┌──

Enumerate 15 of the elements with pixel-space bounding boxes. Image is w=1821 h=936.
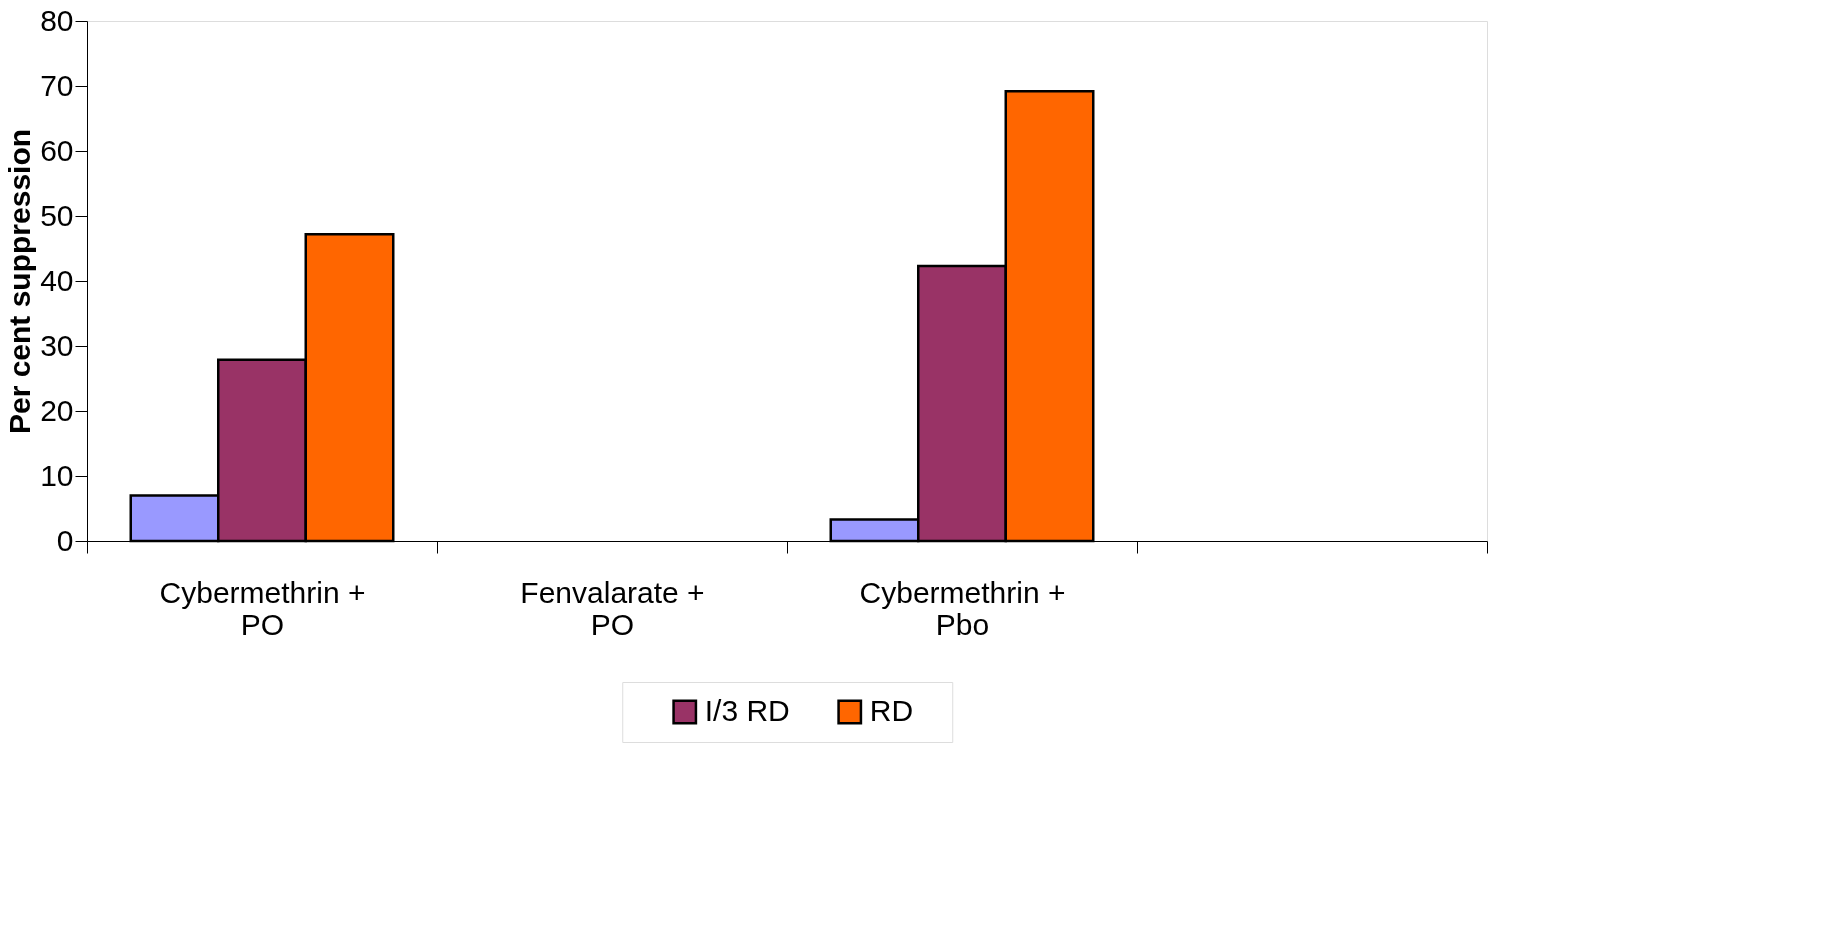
y-tick-label: 70 [40,68,74,102]
y-axis-title: Per cent suppression [3,128,37,435]
x-tick-label: Fenvalarate + PO [520,575,705,641]
y-tick-label: 10 [40,458,74,492]
legend-label: RD [869,694,914,727]
x-tick-label: Cybermethrin + Pbo [859,575,1066,641]
y-tick-label: 60 [40,133,74,167]
y-tick-label: 50 [40,198,74,232]
y-tick-label: 80 [40,3,74,37]
legend-label: I/3 RD [704,694,790,727]
y-tick-label: 30 [40,328,74,362]
y-tick-label: 40 [40,263,74,297]
x-tick-label: Cybermethrin + PO [159,575,366,641]
y-tick-label: 0 [56,523,74,557]
y-tick-label: 20 [40,393,74,427]
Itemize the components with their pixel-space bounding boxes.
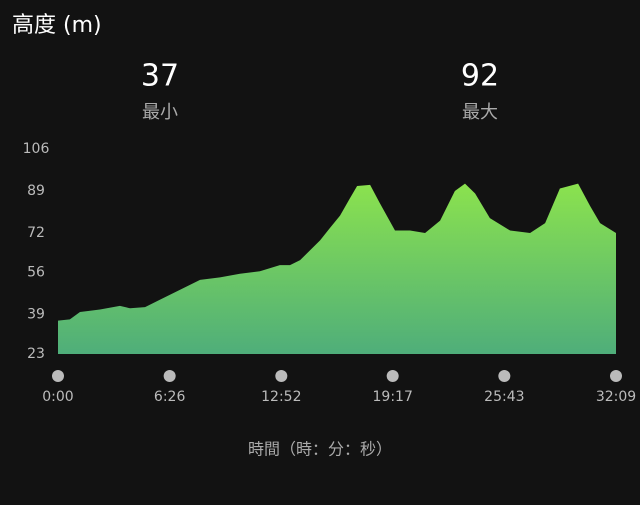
x-tick-label: 32:09 — [596, 389, 636, 405]
x-tick-dot — [610, 370, 622, 382]
x-tick-label: 25:43 — [484, 389, 524, 405]
stat-value: 37 — [141, 59, 179, 94]
y-tick-label: 89 — [27, 183, 45, 199]
elevation-area — [58, 183, 616, 354]
y-tick-label: 23 — [27, 346, 45, 362]
y-tick-label: 39 — [27, 306, 45, 322]
x-tick-label: 6:26 — [154, 389, 186, 405]
y-tick-label: 56 — [27, 264, 45, 280]
stat-value: 92 — [461, 59, 499, 94]
stat-label: 最大 — [462, 102, 498, 123]
chart-title: 高度 (m) — [12, 13, 102, 38]
y-tick-label: 72 — [27, 225, 45, 241]
x-tick-label: 19:17 — [373, 389, 413, 405]
x-tick-label: 0:00 — [42, 389, 73, 405]
x-tick-dot — [52, 370, 64, 382]
stat-label: 最小 — [142, 102, 178, 123]
x-tick-label: 12:52 — [261, 389, 301, 405]
x-axis-label: 時間（時：分：秒） — [248, 440, 392, 459]
x-tick-dot — [386, 370, 399, 382]
y-tick-label: 106 — [23, 141, 50, 157]
x-tick-dot — [498, 370, 511, 382]
x-tick-dot — [275, 370, 288, 382]
x-tick-dot — [163, 370, 176, 382]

└──

Reproduce all the lines above with every "x-tick-dot" changed to "x-tick-marker" and nothing else altered. Omit the pictures.

> [ANSWER IN FULL]
Enumerate 15 of the elements with pixel-space bounding boxes. Image is w=1821 h=936.
y-tick-label: 70 [40,68,74,102]
y-axis-title: Per cent suppression [3,128,37,435]
x-tick-label: Fenvalarate + PO [520,575,705,641]
y-tick-label: 10 [40,458,74,492]
legend-label: RD [869,694,914,727]
x-tick-label: Cybermethrin + Pbo [859,575,1066,641]
y-tick-label: 60 [40,133,74,167]
y-tick-label: 50 [40,198,74,232]
y-tick-label: 80 [40,3,74,37]
legend-label: I/3 RD [704,694,790,727]
y-tick-label: 30 [40,328,74,362]
y-tick-label: 40 [40,263,74,297]
x-tick-label: Cybermethrin + PO [159,575,366,641]
y-tick-label: 0 [56,523,74,557]
y-tick-label: 20 [40,393,74,427]
Itemize the components with their pixel-space bounding boxes.
x-tick-label: 32:09 — [596, 389, 636, 405]
x-tick-marker — [610, 370, 622, 382]
x-tick-label: 25:43 — [484, 389, 524, 405]
stat-value: 37 — [141, 59, 179, 94]
y-tick-label: 89 — [27, 183, 45, 199]
elevation-area — [58, 183, 616, 354]
y-tick-label: 23 — [27, 346, 45, 362]
y-tick-label: 39 — [27, 306, 45, 322]
x-tick-label: 6:26 — [154, 389, 186, 405]
y-tick-label: 56 — [27, 264, 45, 280]
stat-value: 92 — [461, 59, 499, 94]
stat-label: 最大 — [462, 102, 498, 123]
chart-title: 高度 (m) — [12, 13, 102, 38]
y-tick-label: 72 — [27, 225, 45, 241]
x-tick-label: 19:17 — [373, 389, 413, 405]
x-tick-label: 0:00 — [42, 389, 73, 405]
x-tick-marker — [52, 370, 64, 382]
stat-label: 最小 — [142, 102, 178, 123]
x-tick-label: 12:52 — [261, 389, 301, 405]
x-axis-label: 時間（時：分：秒） — [248, 440, 392, 459]
x-tick-marker — [386, 370, 399, 382]
y-tick-label: 106 — [23, 141, 50, 157]
x-tick-marker — [498, 370, 511, 382]
x-tick-marker — [275, 370, 288, 382]
x-tick-marker — [163, 370, 176, 382]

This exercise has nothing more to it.